Report only the number of lines in this material that include the string "como".
## start Recorded information
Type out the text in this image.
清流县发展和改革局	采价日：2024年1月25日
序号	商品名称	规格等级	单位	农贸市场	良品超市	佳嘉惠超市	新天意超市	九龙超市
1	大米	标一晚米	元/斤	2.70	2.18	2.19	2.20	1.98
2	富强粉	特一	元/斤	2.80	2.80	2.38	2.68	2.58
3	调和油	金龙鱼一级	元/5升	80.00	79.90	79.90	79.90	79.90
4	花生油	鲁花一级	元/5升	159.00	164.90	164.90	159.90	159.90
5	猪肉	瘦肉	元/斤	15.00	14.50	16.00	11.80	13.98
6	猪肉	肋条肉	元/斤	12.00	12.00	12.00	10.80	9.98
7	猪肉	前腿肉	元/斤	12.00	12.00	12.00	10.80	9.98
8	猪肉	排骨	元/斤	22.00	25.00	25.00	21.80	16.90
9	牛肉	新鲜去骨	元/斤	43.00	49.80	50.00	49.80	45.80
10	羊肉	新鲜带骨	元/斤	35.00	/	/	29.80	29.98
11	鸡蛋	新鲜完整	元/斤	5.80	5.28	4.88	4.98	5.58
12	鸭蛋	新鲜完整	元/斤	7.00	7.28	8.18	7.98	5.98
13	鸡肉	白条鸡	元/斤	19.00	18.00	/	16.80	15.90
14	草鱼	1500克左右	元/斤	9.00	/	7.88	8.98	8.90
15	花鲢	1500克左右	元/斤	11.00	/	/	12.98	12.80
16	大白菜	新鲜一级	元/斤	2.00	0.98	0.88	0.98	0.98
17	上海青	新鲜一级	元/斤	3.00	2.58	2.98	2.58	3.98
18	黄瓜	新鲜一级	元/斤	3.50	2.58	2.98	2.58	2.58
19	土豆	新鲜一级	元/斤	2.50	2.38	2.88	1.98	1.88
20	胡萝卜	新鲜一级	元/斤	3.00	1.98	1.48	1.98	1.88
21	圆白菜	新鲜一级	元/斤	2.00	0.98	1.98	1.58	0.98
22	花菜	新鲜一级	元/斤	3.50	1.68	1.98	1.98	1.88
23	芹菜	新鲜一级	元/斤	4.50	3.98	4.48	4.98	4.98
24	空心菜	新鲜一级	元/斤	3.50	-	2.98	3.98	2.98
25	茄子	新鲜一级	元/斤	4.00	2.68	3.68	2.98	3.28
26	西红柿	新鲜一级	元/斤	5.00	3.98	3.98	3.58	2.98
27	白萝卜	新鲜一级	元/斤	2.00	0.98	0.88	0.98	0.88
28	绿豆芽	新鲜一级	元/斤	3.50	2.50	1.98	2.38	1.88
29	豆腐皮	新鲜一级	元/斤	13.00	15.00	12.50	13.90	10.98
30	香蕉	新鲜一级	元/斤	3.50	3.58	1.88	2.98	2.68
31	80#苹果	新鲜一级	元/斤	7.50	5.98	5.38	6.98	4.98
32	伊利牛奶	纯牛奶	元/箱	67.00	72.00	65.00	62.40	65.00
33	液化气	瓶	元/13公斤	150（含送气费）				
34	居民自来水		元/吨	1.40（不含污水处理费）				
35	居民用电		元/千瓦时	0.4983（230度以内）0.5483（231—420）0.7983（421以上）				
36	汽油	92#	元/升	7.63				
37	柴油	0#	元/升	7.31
## end Recorded information
## start Recorded information
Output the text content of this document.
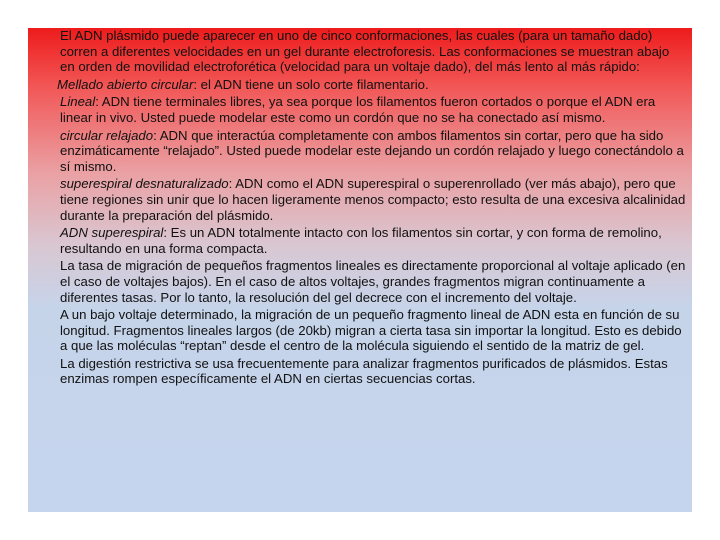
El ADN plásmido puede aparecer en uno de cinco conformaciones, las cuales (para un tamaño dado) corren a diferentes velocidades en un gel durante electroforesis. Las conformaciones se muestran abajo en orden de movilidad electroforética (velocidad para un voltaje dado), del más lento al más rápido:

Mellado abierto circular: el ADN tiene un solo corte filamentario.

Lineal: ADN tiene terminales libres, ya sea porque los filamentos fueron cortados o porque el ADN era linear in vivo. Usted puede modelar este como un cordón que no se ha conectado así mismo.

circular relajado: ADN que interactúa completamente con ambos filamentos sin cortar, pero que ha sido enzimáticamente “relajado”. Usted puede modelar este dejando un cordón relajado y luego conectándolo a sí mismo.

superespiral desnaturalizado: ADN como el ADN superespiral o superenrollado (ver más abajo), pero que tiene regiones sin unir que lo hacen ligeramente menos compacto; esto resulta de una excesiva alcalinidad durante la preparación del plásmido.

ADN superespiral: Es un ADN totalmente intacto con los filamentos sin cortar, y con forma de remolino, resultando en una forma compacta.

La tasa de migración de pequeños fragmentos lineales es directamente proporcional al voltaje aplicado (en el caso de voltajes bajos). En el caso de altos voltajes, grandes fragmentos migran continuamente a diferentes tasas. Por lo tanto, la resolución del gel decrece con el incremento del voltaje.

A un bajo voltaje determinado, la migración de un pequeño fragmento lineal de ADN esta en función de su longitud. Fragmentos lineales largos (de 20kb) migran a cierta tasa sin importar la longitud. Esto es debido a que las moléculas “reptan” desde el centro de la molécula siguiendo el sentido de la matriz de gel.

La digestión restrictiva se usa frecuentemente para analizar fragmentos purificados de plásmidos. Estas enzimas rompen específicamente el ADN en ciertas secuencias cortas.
## end Recorded information
## start Recorded information
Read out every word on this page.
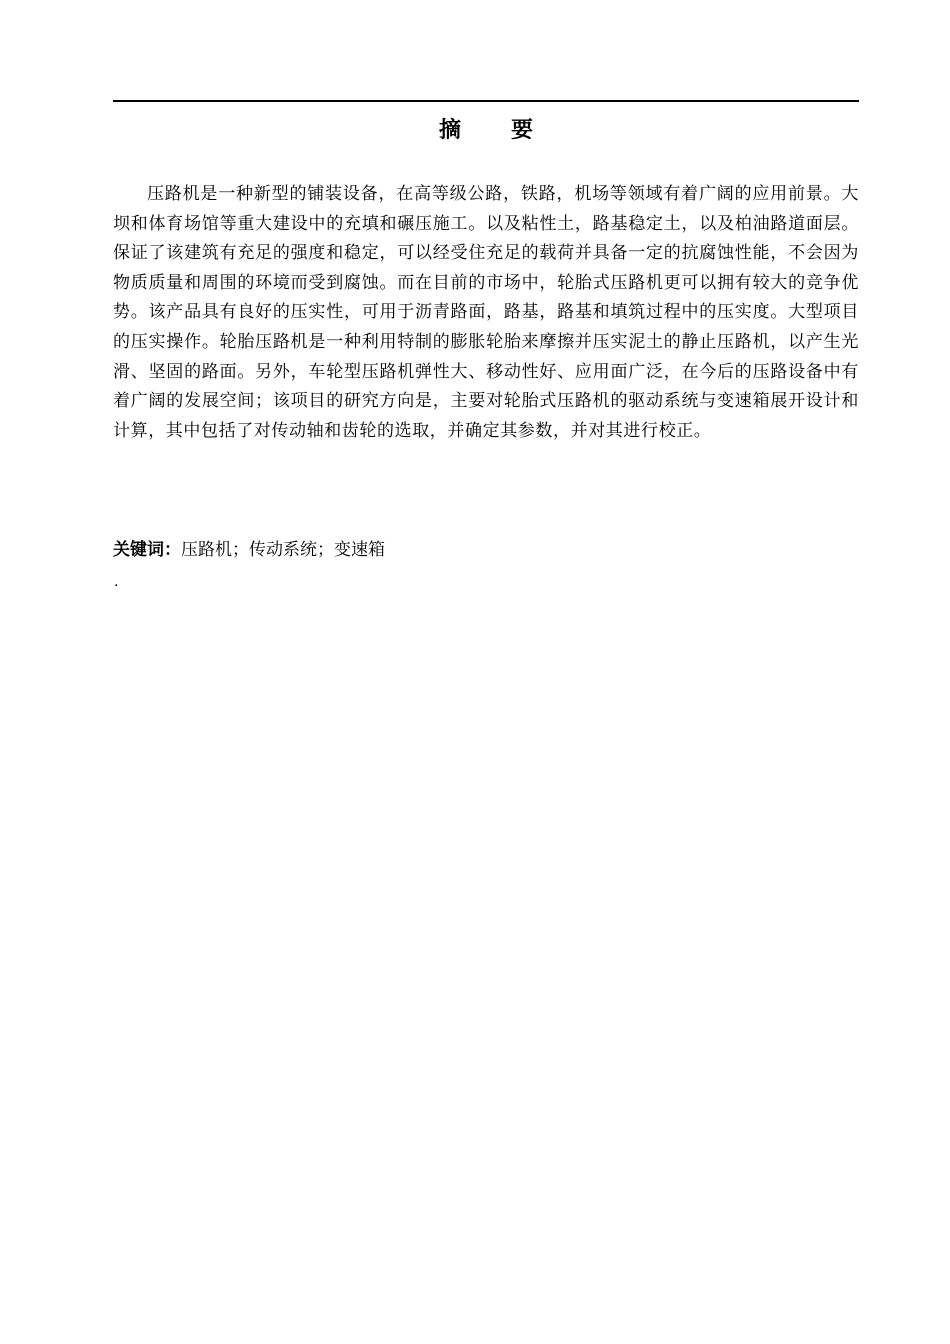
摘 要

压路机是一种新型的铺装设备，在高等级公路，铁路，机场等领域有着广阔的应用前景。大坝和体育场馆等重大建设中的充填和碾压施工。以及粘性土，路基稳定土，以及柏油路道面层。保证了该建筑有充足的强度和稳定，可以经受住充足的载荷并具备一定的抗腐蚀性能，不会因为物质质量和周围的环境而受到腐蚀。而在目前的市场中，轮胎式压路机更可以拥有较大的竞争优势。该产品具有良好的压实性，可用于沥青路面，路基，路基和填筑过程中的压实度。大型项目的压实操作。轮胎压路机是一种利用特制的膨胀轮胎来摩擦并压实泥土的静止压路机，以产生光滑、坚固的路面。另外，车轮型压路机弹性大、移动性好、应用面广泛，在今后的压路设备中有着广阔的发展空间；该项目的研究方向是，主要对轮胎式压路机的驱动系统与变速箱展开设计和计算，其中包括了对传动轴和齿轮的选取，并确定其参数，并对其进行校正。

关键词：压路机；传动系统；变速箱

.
## end Recorded information
_Answer below_
2